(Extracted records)
------------------------------------------------------------

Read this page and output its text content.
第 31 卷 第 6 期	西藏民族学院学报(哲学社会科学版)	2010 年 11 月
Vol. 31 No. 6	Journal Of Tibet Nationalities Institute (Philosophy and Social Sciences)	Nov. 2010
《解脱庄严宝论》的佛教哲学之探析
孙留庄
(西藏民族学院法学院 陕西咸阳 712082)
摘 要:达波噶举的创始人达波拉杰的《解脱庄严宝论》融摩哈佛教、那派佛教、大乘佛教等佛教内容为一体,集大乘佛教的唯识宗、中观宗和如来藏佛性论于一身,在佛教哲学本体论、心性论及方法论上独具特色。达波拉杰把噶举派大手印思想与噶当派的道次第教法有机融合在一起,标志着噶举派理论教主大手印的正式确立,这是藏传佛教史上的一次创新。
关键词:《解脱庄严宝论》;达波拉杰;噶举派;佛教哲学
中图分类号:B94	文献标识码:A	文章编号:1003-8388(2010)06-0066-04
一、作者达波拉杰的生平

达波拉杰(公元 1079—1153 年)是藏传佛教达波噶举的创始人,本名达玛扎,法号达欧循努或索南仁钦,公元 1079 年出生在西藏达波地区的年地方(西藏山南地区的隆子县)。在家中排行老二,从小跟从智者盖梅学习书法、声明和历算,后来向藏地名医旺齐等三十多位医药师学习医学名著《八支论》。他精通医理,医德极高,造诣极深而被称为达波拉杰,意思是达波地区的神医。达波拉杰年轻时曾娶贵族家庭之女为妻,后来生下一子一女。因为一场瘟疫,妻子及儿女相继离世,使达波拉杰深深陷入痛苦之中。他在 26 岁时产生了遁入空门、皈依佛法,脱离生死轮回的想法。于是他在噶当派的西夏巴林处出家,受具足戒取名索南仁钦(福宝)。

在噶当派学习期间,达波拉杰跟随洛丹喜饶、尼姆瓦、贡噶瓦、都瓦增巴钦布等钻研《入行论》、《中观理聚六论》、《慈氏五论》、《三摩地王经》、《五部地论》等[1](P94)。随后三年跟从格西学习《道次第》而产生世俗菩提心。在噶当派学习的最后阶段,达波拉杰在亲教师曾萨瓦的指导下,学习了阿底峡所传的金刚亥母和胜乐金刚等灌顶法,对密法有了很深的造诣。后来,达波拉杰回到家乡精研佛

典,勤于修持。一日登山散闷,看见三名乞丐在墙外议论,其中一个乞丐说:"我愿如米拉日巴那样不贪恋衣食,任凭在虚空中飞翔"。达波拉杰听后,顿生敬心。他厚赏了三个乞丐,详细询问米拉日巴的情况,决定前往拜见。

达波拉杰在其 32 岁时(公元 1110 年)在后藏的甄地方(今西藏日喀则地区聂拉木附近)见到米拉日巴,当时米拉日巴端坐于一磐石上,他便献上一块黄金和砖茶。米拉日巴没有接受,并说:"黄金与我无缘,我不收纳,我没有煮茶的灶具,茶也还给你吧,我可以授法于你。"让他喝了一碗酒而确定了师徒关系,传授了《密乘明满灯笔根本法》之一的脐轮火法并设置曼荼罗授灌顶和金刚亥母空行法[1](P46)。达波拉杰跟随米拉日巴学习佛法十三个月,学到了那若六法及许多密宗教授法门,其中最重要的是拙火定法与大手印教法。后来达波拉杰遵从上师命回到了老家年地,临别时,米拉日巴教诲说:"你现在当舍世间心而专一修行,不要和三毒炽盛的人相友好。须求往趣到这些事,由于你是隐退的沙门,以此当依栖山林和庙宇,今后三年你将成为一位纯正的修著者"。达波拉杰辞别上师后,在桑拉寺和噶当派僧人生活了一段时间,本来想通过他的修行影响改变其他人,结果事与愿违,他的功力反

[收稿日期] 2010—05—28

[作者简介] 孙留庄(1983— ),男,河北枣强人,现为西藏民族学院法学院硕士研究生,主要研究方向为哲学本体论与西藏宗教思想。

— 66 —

------------------------------------------------------------

Problem to work on.
Reproduce all of the material above word for word.

Task output.
Read this page and output its text content.
第 31 卷 第 6 期	西藏民族学院学报(哲学社会科学版)	2010 年 11 月
Vol. 31 No. 6	Journal Of Tibet Nationalities Institute (Philosophy and Social Sciences)	Nov. 2010
《解脱庄严宝论》的佛教哲学之探析
孙留庄
(西藏民族学院法学院 陕西咸阳 712082)
摘 要:达波噶举的创始人达波拉杰的《解脱庄严宝论》融摩哈佛教、那派佛教、大乘佛教等佛教内容为一体,集大乘佛教的唯识宗、中观宗和如来藏佛性论于一身,在佛教哲学本体论、心性论及方法论上独具特色。达波拉杰把噶举派大手印思想与噶当派的道次第教法有机融合在一起,标志着噶举派理论教主大手印的正式确立,这是藏传佛教史上的一次创新。
关键词:《解脱庄严宝论》;达波拉杰;噶举派;佛教哲学
中图分类号:B94	文献标识码:A	文章编号:1003-8388(2010)06-0066-04
一、作者达波拉杰的生平

达波拉杰(公元 1079—1153 年)是藏传佛教达波噶举的创始人,本名达玛扎,法号达欧循努或索南仁钦,公元 1079 年出生在西藏达波地区的年地方(西藏山南地区的隆子县)。在家中排行老二,从小跟从智者盖梅学习书法、声明和历算,后来向藏地名医旺齐等三十多位医药师学习医学名著《八支论》。他精通医理,医德极高,造诣极深而被称为达波拉杰,意思是达波地区的神医。达波拉杰年轻时曾娶贵族家庭之女为妻,后来生下一子一女。因为一场瘟疫,妻子及儿女相继离世,使达波拉杰深深陷入痛苦之中。他在 26 岁时产生了遁入空门、皈依佛法,脱离生死轮回的想法。于是他在噶当派的西夏巴林处出家,受具足戒取名索南仁钦(福宝)。

在噶当派学习期间,达波拉杰跟随洛丹喜饶、尼姆瓦、贡噶瓦、都瓦增巴钦布等钻研《入行论》、《中观理聚六论》、《慈氏五论》、《三摩地王经》、《五部地论》等[1](P94)。随后三年跟从格西学习《道次第》而产生世俗菩提心。在噶当派学习的最后阶段,达波拉杰在亲教师曾萨瓦的指导下,学习了阿底峡所传的金刚亥母和胜乐金刚等灌顶法,对密法有了很深的造诣。后来,达波拉杰回到家乡精研佛

典,勤于修持。一日登山散闷,看见三名乞丐在墙外议论,其中一个乞丐说:"我愿如米拉日巴那样不贪恋衣食,任凭在虚空中飞翔"。达波拉杰听后,顿生敬心。他厚赏了三个乞丐,详细询问米拉日巴的情况,决定前往拜见。

达波拉杰在其 32 岁时(公元 1110 年)在后藏的甄地方(今西藏日喀则地区聂拉木附近)见到米拉日巴,当时米拉日巴端坐于一磐石上,他便献上一块黄金和砖茶。米拉日巴没有接受,并说:"黄金与我无缘,我不收纳,我没有煮茶的灶具,茶也还给你吧,我可以授法于你。"让他喝了一碗酒而确定了师徒关系,传授了《密乘明满灯笔根本法》之一的脐轮火法并设置曼荼罗授灌顶和金刚亥母空行法[1](P46)。达波拉杰跟随米拉日巴学习佛法十三个月,学到了那若六法及许多密宗教授法门,其中最重要的是拙火定法与大手印教法。后来达波拉杰遵从上师命回到了老家年地,临别时,米拉日巴教诲说:"你现在当舍世间心而专一修行,不要和三毒炽盛的人相友好。须求往趣到这些事,由于你是隐退的沙门,以此当依栖山林和庙宇,今后三年你将成为一位纯正的修著者"。达波拉杰辞别上师后,在桑拉寺和噶当派僧人生活了一段时间,本来想通过他的修行影响改变其他人,结果事与愿违,他的功力反

[收稿日期] 2010—05—28

[作者简介] 孙留庄(1983— ),男,河北枣强人,现为西藏民族学院法学院硕士研究生,主要研究方向为哲学本体论与西藏宗教思想。

— 66 —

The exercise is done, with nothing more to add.